**PROBLEM DETAILS:**
Copy the stretch of the listing from its first line through the line containing "366, 355, 384]", keeping every character unchanged and including both end lines.

**RECORDS FOR THE TASK:**
## begin

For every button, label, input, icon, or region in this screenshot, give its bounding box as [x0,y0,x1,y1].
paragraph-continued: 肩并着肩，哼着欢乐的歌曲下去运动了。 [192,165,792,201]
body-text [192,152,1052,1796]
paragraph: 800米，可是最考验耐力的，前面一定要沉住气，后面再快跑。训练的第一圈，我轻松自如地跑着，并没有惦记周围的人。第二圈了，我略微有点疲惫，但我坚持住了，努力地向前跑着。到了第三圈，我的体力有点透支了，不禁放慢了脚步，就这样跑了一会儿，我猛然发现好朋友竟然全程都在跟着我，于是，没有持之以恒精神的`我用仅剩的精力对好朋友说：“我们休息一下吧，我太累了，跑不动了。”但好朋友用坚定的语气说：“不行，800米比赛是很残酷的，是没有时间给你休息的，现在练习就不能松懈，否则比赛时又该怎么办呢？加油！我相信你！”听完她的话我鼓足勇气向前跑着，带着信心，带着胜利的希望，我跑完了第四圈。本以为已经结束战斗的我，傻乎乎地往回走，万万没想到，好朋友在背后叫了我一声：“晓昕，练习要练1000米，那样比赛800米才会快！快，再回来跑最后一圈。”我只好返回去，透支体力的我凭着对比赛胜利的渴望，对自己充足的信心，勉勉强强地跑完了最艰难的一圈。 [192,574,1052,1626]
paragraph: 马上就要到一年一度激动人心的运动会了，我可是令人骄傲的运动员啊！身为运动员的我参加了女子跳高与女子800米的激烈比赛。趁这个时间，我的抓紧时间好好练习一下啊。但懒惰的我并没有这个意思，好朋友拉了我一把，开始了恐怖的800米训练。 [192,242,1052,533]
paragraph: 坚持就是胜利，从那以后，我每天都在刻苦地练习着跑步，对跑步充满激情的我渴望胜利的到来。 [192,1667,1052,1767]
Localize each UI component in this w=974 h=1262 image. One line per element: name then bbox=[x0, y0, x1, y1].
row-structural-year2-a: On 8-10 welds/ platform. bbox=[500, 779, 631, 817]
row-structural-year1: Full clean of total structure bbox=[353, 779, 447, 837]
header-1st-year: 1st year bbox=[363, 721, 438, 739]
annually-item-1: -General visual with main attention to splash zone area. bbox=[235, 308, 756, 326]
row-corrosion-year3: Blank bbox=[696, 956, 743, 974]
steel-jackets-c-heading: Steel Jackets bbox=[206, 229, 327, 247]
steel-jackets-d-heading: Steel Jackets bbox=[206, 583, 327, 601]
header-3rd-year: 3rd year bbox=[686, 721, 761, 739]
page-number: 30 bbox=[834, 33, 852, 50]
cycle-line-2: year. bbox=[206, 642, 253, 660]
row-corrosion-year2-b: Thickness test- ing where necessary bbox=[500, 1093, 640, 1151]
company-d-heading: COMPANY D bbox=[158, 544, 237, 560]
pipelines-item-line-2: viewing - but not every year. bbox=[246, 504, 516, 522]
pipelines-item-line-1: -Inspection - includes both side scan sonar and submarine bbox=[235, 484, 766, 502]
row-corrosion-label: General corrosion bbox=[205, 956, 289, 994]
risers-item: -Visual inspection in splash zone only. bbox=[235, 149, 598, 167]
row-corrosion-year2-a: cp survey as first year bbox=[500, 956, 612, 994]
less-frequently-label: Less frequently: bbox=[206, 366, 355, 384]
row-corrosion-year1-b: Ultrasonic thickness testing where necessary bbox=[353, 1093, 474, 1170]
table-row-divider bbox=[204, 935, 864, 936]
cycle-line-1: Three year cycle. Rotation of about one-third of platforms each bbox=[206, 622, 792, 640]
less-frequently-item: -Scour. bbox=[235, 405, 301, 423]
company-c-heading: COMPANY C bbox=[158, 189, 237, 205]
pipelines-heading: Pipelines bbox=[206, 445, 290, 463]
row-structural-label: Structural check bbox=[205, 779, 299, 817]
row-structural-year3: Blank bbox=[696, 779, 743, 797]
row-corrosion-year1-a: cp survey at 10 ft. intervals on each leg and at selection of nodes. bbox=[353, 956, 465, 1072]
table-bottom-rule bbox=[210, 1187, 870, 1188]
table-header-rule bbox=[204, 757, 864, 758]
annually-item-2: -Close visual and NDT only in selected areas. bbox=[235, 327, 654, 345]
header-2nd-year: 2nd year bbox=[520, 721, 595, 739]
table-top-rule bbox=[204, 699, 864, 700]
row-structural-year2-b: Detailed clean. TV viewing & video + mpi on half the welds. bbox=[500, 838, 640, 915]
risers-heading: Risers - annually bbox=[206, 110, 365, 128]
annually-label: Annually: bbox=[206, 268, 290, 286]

## end

**WRITTEN ANSWER:**
For every button, label, input, icon, or region in this screenshot, give its bounding box as [x0,y0,x1,y1].
paragraph-continued: 肩并着肩，哼着欢乐的歌曲下去运动了。 [192,165,792,201]
body-text [192,152,1052,1796]
paragraph: 800米，可是最考验耐力的，前面一定要沉住气，后面再快跑。训练的第一圈，我轻松自如地跑着，并没有惦记周围的人。第二圈了，我略微有点疲惫，但我坚持住了，努力地向前跑着。到了第三圈，我的体力有点透支了，不禁放慢了脚步，就这样跑了一会儿，我猛然发现好朋友竟然全程都在跟着我，于是，没有持之以恒精神的`我用仅剩的精力对好朋友说：“我们休息一下吧，我太累了，跑不动了。”但好朋友用坚定的语气说：“不行，800米比赛是很残酷的，是没有时间给你休息的，现在练习就不能松懈，否则比赛时又该怎么办呢？加油！我相信你！”听完她的话我鼓足勇气向前跑着，带着信心，带着胜利的希望，我跑完了第四圈。本以为已经结束战斗的我，傻乎乎地往回走，万万没想到，好朋友在背后叫了我一声：“晓昕，练习要练1000米，那样比赛800米才会快！快，再回来跑最后一圈。”我只好返回去，透支体力的我凭着对比赛胜利的渴望，对自己充足的信心，勉勉强强地跑完了最艰难的一圈。 [192,574,1052,1626]
paragraph: 马上就要到一年一度激动人心的运动会了，我可是令人骄傲的运动员啊！身为运动员的我参加了女子跳高与女子800米的激烈比赛。趁这个时间，我的抓紧时间好好练习一下啊。但懒惰的我并没有这个意思，好朋友拉了我一把，开始了恐怖的800米训练。 [192,242,1052,533]
paragraph: 坚持就是胜利，从那以后，我每天都在刻苦地练习着跑步，对跑步充满激情的我渴望胜利的到来。 [192,1667,1052,1767]
Localize each UI component in this w=974 h=1262 image. One line per element: name then bbox=[x0, y0, x1, y1].
row-structural-year2-a: On 8-10 welds/ platform. bbox=[500, 779, 631, 817]
row-structural-year1: Full clean of total structure bbox=[353, 779, 447, 837]
header-1st-year: 1st year bbox=[363, 721, 438, 739]
annually-item-1: -General visual with main attention to splash zone area. bbox=[235, 308, 756, 326]
row-corrosion-year3: Blank bbox=[696, 956, 743, 974]
steel-jackets-c-heading: Steel Jackets bbox=[206, 229, 327, 247]
steel-jackets-d-heading: Steel Jackets bbox=[206, 583, 327, 601]
header-3rd-year: 3rd year bbox=[686, 721, 761, 739]
page-number: 30 bbox=[834, 33, 852, 50]
cycle-line-2: year. bbox=[206, 642, 253, 660]
row-corrosion-year2-b: Thickness test- ing where necessary bbox=[500, 1093, 640, 1151]
company-d-heading: COMPANY D bbox=[158, 544, 237, 560]
pipelines-item-line-2: viewing - but not every year. bbox=[246, 504, 516, 522]
pipelines-item-line-1: -Inspection - includes both side scan sonar and submarine bbox=[235, 484, 766, 502]
row-corrosion-label: General corrosion bbox=[205, 956, 289, 994]
risers-item: -Visual inspection in splash zone only. bbox=[235, 149, 598, 167]
row-corrosion-year2-a: cp survey as first year bbox=[500, 956, 612, 994]
less-frequently-label: Less frequently: bbox=[206, 366, 355, 384]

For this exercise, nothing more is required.